Materials provided:
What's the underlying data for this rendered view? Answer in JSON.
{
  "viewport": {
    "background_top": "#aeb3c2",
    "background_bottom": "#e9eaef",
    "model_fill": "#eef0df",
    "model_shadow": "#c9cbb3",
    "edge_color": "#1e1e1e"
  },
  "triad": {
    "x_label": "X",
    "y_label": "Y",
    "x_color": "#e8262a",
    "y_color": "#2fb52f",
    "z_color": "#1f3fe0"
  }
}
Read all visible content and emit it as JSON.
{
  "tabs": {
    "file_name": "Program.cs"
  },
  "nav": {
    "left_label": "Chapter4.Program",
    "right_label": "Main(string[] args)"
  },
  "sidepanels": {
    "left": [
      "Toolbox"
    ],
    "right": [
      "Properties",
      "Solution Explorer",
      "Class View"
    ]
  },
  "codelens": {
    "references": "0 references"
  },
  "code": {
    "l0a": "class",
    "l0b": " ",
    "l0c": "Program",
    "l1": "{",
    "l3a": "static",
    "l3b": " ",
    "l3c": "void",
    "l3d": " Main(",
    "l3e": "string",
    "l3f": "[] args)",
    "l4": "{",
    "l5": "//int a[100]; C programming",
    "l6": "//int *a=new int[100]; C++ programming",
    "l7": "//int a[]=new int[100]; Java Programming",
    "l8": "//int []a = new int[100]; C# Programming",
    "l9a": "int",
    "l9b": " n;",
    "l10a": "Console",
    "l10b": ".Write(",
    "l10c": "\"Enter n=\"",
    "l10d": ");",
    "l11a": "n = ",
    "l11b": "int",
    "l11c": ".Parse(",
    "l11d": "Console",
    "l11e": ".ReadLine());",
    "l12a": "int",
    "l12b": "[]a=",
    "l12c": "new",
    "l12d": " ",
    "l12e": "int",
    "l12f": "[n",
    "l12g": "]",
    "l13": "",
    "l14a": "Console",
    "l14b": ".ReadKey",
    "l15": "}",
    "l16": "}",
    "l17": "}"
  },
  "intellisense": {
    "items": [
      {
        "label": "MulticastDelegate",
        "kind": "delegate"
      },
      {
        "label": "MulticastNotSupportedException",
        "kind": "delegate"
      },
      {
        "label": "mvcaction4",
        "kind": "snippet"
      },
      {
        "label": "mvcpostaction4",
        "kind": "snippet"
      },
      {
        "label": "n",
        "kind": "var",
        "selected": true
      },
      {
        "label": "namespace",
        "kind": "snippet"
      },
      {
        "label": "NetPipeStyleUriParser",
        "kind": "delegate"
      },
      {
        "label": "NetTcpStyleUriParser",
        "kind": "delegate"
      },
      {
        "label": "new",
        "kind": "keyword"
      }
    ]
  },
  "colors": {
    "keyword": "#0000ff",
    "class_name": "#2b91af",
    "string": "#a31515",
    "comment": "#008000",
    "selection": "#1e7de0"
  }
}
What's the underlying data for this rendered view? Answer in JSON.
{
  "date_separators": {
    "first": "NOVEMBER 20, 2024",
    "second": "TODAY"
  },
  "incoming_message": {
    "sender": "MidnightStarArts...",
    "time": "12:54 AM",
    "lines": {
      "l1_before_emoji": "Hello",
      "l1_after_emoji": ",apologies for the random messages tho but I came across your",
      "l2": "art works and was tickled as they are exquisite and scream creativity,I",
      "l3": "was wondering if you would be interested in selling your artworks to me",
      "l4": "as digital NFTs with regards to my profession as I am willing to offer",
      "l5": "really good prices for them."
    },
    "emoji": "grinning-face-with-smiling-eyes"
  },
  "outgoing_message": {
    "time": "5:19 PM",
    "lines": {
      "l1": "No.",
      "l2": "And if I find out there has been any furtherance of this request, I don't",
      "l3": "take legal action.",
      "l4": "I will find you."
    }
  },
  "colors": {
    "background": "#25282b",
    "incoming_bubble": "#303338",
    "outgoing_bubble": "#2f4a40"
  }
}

What this task involves:
Please restate the whole listing word for word.

Reply to the task:
What's the underlying data for this rendered view? Answer in JSON.
{
  "viewport": {
    "background_top": "#aeb3c2",
    "background_bottom": "#e9eaef",
    "model_fill": "#eef0df",
    "model_shadow": "#c9cbb3",
    "edge_color": "#1e1e1e"
  },
  "triad": {
    "x_label": "X",
    "y_label": "Y",
    "x_color": "#e8262a",
    "y_color": "#2fb52f",
    "z_color": "#1f3fe0"
  }
}
Read all visible content and emit it as JSON.
{
  "tabs": {
    "file_name": "Program.cs"
  },
  "nav": {
    "left_label": "Chapter4.Program",
    "right_label": "Main(string[] args)"
  },
  "sidepanels": {
    "left": [
      "Toolbox"
    ],
    "right": [
      "Properties",
      "Solution Explorer",
      "Class View"
    ]
  },
  "codelens": {
    "references": "0 references"
  },
  "code": {
    "l0a": "class",
    "l0b": " ",
    "l0c": "Program",
    "l1": "{",
    "l3a": "static",
    "l3b": " ",
    "l3c": "void",
    "l3d": " Main(",
    "l3e": "string",
    "l3f": "[] args)",
    "l4": "{",
    "l5": "//int a[100]; C programming",
    "l6": "//int *a=new int[100]; C++ programming",
    "l7": "//int a[]=new int[100]; Java Programming",
    "l8": "//int []a = new int[100]; C# Programming",
    "l9a": "int",
    "l9b": " n;",
    "l10a": "Console",
    "l10b": ".Write(",
    "l10c": "\"Enter n=\"",
    "l10d": ");",
    "l11a": "n = ",
    "l11b": "int",
    "l11c": ".Parse(",
    "l11d": "Console",
    "l11e": ".ReadLine());",
    "l12a": "int",
    "l12b": "[]a=",
    "l12c": "new",
    "l12d": " ",
    "l12e": "int",
    "l12f": "[n",
    "l12g": "]",
    "l13": "",
    "l14a": "Console",
    "l14b": ".ReadKey",
    "l15": "}",
    "l16": "}",
    "l17": "}"
  },
  "intellisense": {
    "items": [
      {
        "label": "MulticastDelegate",
        "kind": "delegate"
      },
      {
        "label": "MulticastNotSupportedException",
        "kind": "delegate"
      },
      {
        "label": "mvcaction4",
        "kind": "snippet"
      },
      {
        "label": "mvcpostaction4",
        "kind": "snippet"
      },
      {
        "label": "n",
        "kind": "var",
        "selected": true
      },
      {
        "label": "namespace",
        "kind": "snippet"
      },
      {
        "label": "NetPipeStyleUriParser",
        "kind": "delegate"
      },
      {
        "label": "NetTcpStyleUriParser",
        "kind": "delegate"
      },
      {
        "label": "new",
        "kind": "keyword"
      }
    ]
  },
  "colors": {
    "keyword": "#0000ff",
    "class_name": "#2b91af",
    "string": "#a31515",
    "comment": "#008000",
    "selection": "#1e7de0"
  }
}
What's the underlying data for this rendered view? Answer in JSON.
{
  "date_separators": {
    "first": "NOVEMBER 20, 2024",
    "second": "TODAY"
  },
  "incoming_message": {
    "sender": "MidnightStarArts...",
    "time": "12:54 AM",
    "lines": {
      "l1_before_emoji": "Hello",
      "l1_after_emoji": ",apologies for the random messages tho but I came across your",
      "l2": "art works and was tickled as they are exquisite and scream creativity,I",
      "l3": "was wondering if you would be interested in selling your artworks to me",
      "l4": "as digital NFTs with regards to my profession as I am willing to offer",
      "l5": "really good prices for them."
    },
    "emoji": "grinning-face-with-smiling-eyes"
  },
  "outgoing_message": {
    "time": "5:19 PM",
    "lines": {
      "l1": "No.",
      "l2": "And if I find out there has been any furtherance of this request, I don't",
      "l3": "take legal action.",
      "l4": "I will find you."
    }
  },
  "colors": {
    "background": "#25282b",
    "incoming_bubble": "#303338",
    "outgoing_bubble": "#2f4a40"
  }
}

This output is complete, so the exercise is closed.